■ **TO BE DONE**
Extract every line below, verbatim.

■ **PROVIDED RECORDS**
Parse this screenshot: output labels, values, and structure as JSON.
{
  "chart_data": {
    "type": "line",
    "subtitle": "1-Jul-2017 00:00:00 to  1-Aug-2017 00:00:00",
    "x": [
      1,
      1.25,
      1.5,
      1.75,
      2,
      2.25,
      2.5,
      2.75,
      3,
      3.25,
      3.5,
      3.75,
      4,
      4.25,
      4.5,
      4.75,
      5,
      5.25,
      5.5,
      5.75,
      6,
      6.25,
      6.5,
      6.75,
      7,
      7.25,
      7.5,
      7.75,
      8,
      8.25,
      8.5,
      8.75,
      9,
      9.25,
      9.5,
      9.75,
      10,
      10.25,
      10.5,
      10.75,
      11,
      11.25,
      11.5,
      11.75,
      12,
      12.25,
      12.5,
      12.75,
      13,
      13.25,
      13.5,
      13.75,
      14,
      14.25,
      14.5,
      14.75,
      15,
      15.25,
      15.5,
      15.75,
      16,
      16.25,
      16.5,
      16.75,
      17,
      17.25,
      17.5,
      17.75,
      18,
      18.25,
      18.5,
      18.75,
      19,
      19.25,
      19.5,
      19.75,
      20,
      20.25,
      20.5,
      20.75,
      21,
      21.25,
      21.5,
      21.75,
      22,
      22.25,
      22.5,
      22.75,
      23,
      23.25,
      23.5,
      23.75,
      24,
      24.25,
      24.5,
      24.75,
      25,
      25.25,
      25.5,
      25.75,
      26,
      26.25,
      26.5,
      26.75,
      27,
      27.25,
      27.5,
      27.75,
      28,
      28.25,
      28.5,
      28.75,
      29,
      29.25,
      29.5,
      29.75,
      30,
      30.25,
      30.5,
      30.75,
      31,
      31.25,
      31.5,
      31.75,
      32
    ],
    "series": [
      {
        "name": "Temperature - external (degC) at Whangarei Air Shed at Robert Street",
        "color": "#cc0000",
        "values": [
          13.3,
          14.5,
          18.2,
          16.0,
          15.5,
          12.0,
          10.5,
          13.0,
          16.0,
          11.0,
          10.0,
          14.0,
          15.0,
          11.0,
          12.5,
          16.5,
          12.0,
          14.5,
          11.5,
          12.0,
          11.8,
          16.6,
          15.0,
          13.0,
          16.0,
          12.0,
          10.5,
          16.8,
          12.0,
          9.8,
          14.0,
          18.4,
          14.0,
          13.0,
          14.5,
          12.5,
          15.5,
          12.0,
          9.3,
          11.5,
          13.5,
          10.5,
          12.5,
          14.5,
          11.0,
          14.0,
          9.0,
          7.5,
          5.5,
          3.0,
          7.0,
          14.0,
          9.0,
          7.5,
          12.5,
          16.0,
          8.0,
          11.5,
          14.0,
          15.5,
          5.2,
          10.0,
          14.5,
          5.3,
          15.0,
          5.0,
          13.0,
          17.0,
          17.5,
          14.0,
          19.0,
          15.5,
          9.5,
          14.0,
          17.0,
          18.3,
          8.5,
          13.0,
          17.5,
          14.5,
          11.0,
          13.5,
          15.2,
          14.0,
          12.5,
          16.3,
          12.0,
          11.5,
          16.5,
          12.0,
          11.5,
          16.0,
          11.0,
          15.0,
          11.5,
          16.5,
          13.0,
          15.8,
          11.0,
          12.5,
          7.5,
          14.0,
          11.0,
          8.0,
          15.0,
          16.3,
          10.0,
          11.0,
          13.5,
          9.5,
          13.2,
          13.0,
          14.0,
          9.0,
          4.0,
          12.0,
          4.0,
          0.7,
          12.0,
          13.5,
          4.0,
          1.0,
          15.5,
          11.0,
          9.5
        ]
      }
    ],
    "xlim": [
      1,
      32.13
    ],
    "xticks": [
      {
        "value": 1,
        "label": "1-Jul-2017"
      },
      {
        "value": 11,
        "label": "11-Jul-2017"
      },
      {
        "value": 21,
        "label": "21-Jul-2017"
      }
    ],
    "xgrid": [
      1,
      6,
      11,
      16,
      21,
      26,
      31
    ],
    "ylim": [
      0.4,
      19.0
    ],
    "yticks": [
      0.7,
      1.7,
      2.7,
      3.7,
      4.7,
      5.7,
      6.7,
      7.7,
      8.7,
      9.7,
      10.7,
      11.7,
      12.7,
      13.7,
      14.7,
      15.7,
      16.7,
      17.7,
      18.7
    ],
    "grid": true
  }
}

■ **REPLY TO THE TASK**
Parse this screenshot: output labels, values, and structure as JSON.
{
  "chart_data": {
    "type": "line",
    "subtitle": "1-Jul-2017 00:00:00 to  1-Aug-2017 00:00:00",
    "x": [
      1,
      1.25,
      1.5,
      1.75,
      2,
      2.25,
      2.5,
      2.75,
      3,
      3.25,
      3.5,
      3.75,
      4,
      4.25,
      4.5,
      4.75,
      5,
      5.25,
      5.5,
      5.75,
      6,
      6.25,
      6.5,
      6.75,
      7,
      7.25,
      7.5,
      7.75,
      8,
      8.25,
      8.5,
      8.75,
      9,
      9.25,
      9.5,
      9.75,
      10,
      10.25,
      10.5,
      10.75,
      11,
      11.25,
      11.5,
      11.75,
      12,
      12.25,
      12.5,
      12.75,
      13,
      13.25,
      13.5,
      13.75,
      14,
      14.25,
      14.5,
      14.75,
      15,
      15.25,
      15.5,
      15.75,
      16,
      16.25,
      16.5,
      16.75,
      17,
      17.25,
      17.5,
      17.75,
      18,
      18.25,
      18.5,
      18.75,
      19,
      19.25,
      19.5,
      19.75,
      20,
      20.25,
      20.5,
      20.75,
      21,
      21.25,
      21.5,
      21.75,
      22,
      22.25,
      22.5,
      22.75,
      23,
      23.25,
      23.5,
      23.75,
      24,
      24.25,
      24.5,
      24.75,
      25,
      25.25,
      25.5,
      25.75,
      26,
      26.25,
      26.5,
      26.75,
      27,
      27.25,
      27.5,
      27.75,
      28,
      28.25,
      28.5,
      28.75,
      29,
      29.25,
      29.5,
      29.75,
      30,
      30.25,
      30.5,
      30.75,
      31,
      31.25,
      31.5,
      31.75,
      32
    ],
    "series": [
      {
        "name": "Temperature - external (degC) at Whangarei Air Shed at Robert Street",
        "color": "#cc0000",
        "values": [
          13.3,
          14.5,
          18.2,
          16.0,
          15.5,
          12.0,
          10.5,
          13.0,
          16.0,
          11.0,
          10.0,
          14.0,
          15.0,
          11.0,
          12.5,
          16.5,
          12.0,
          14.5,
          11.5,
          12.0,
          11.8,
          16.6,
          15.0,
          13.0,
          16.0,
          12.0,
          10.5,
          16.8,
          12.0,
          9.8,
          14.0,
          18.4,
          14.0,
          13.0,
          14.5,
          12.5,
          15.5,
          12.0,
          9.3,
          11.5,
          13.5,
          10.5,
          12.5,
          14.5,
          11.0,
          14.0,
          9.0,
          7.5,
          5.5,
          3.0,
          7.0,
          14.0,
          9.0,
          7.5,
          12.5,
          16.0,
          8.0,
          11.5,
          14.0,
          15.5,
          5.2,
          10.0,
          14.5,
          5.3,
          15.0,
          5.0,
          13.0,
          17.0,
          17.5,
          14.0,
          19.0,
          15.5,
          9.5,
          14.0,
          17.0,
          18.3,
          8.5,
          13.0,
          17.5,
          14.5,
          11.0,
          13.5,
          15.2,
          14.0,
          12.5,
          16.3,
          12.0,
          11.5,
          16.5,
          12.0,
          11.5,
          16.0,
          11.0,
          15.0,
          11.5,
          16.5,
          13.0,
          15.8,
          11.0,
          12.5,
          7.5,
          14.0,
          11.0,
          8.0,
          15.0,
          16.3,
          10.0,
          11.0,
          13.5,
          9.5,
          13.2,
          13.0,
          14.0,
          9.0,
          4.0,
          12.0,
          4.0,
          0.7,
          12.0,
          13.5,
          4.0,
          1.0,
          15.5,
          11.0,
          9.5
        ]
      }
    ],
    "xlim": [
      1,
      32.13
    ],
    "xticks": [
      {
        "value": 1,
        "label": "1-Jul-2017"
      },
      {
        "value": 11,
        "label": "11-Jul-2017"
      },
      {
        "value": 21,
        "label": "21-Jul-2017"
      }
    ],
    "xgrid": [
      1,
      6,
      11,
      16,
      21,
      26,
      31
    ],
    "ylim": [
      0.4,
      19.0
    ],
    "yticks": [
      0.7,
      1.7,
      2.7,
      3.7,
      4.7,
      5.7,
      6.7,
      7.7,
      8.7,
      9.7,
      10.7,
      11.7,
      12.7,
      13.7,
      14.7,
      15.7,
      16.7,
      17.7,
      18.7
    ],
    "grid": true
  }
}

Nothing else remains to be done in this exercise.